## 課題
垂直水平錯触の説明文について、次の問いに答えてください。
1. 垂直線は水平線のおよそ何倍の長さに知覚されるとされていますか。
2. 垂直水平錯視が弱くなるのは、垂直線(赤線)が水平線(黒線)のどこに立っているときですか。
3. 参考文献のうち、1972年の文献が掲載された学術誌の名前は何ですか。

## 本文抜粋
========
説明
垂直水平錯視の触覚バージョンです。垂直線(赤線)と水平線(黒線)は同じ長さであるにも関わらず、目をつぶって指でなぞってみると垂直線(赤線)のほうが長く感じます。垂直線は水平線のおよそ1.2倍の長さに知覚されるそうです。
垂直水平錯触は垂直水平錯視と多くの共通点を持っています。垂直水平錯視では、水平線(黒線)の中心に垂直線(赤線)が立っているとき(逆T字のとき)に錯視が強く、水平線(黒線)の端に垂直線(赤線)が立っているとき(L字のとき)では錯視が弱くなります。この現象は垂直水平錯触でも同様に表れます。浮き出たL字を指でなぞってみると、垂直線(赤線)のほうが長く感じる現象は弱まって感じられるのではないでしょうか。
更に、逆T字を90度回転させるとどうなるでしょうか。このとき赤線が水平線になり、黒線が垂直線になります。このとき、見た目では垂直線(黒線)よりも水平線(赤線)のほうが長く感じられます。見た目だけではなく、目をつぶって指でなぞってみても同様に水平線(赤線)のほうが長く感じられます。
このように垂直水平錯覚は、視覚と触覚でよく似た性質を示します。垂直水平錯視も垂直水平錯触も未だにそのメカニズムが明らかになっていませんが、もしかしたら視覚と触覚に共通のメカニズムによって垂直水平錯覚が引き起こされているのかもしれません。
実際にデモを試される場合は、下記より印刷用PDFファイルのダウンロードが可能です。
参考文献
- Deregowski, J., & Ellis, H. D. (1972). Effect of stimulus orientation upon haptic perception of the horizontal-vertical illusion. Journal of Experimental Psychology, 95(1), 14–19.
- von Collani, G. (1979). An analysis of illusion components with –L and–T-figures in active touch. The Quarterly Journal of Experimental Psychology, 31(2), 241–248.
========
(文書レイアウト検出データ)

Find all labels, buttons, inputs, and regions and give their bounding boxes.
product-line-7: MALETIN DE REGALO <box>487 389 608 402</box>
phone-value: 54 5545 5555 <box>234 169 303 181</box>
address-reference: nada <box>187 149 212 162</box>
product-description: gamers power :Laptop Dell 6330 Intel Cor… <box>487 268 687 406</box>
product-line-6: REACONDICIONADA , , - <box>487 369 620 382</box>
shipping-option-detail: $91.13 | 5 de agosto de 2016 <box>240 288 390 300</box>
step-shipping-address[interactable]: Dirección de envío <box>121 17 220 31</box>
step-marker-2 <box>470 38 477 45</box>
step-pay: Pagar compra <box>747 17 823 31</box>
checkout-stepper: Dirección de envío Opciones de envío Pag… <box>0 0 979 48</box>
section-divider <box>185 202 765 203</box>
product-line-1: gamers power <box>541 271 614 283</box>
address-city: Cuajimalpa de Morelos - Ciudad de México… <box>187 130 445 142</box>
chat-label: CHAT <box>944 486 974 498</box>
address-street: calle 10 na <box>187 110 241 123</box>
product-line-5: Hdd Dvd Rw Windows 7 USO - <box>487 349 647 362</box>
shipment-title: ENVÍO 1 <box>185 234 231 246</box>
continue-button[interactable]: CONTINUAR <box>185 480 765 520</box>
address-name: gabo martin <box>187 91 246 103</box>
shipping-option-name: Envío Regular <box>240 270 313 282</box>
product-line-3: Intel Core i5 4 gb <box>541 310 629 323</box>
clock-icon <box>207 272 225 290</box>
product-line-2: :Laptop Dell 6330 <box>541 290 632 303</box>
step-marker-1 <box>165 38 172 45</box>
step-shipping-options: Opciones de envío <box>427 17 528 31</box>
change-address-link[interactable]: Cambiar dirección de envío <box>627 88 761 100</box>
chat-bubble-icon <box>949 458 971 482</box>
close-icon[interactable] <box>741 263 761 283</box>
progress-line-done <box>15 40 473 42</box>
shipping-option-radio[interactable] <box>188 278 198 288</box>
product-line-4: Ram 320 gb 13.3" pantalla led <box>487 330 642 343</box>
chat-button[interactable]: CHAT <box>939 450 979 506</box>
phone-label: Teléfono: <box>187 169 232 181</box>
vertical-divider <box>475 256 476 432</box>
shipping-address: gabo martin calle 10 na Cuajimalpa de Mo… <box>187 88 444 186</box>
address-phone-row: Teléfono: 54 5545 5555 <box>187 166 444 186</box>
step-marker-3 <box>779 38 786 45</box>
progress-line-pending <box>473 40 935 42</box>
========
## 解答
1. およそ1.2倍です。
2. 水平線(黒線)の端に立っているとき(L字のとき)です。
3. Journal of Experimental Psychologyです。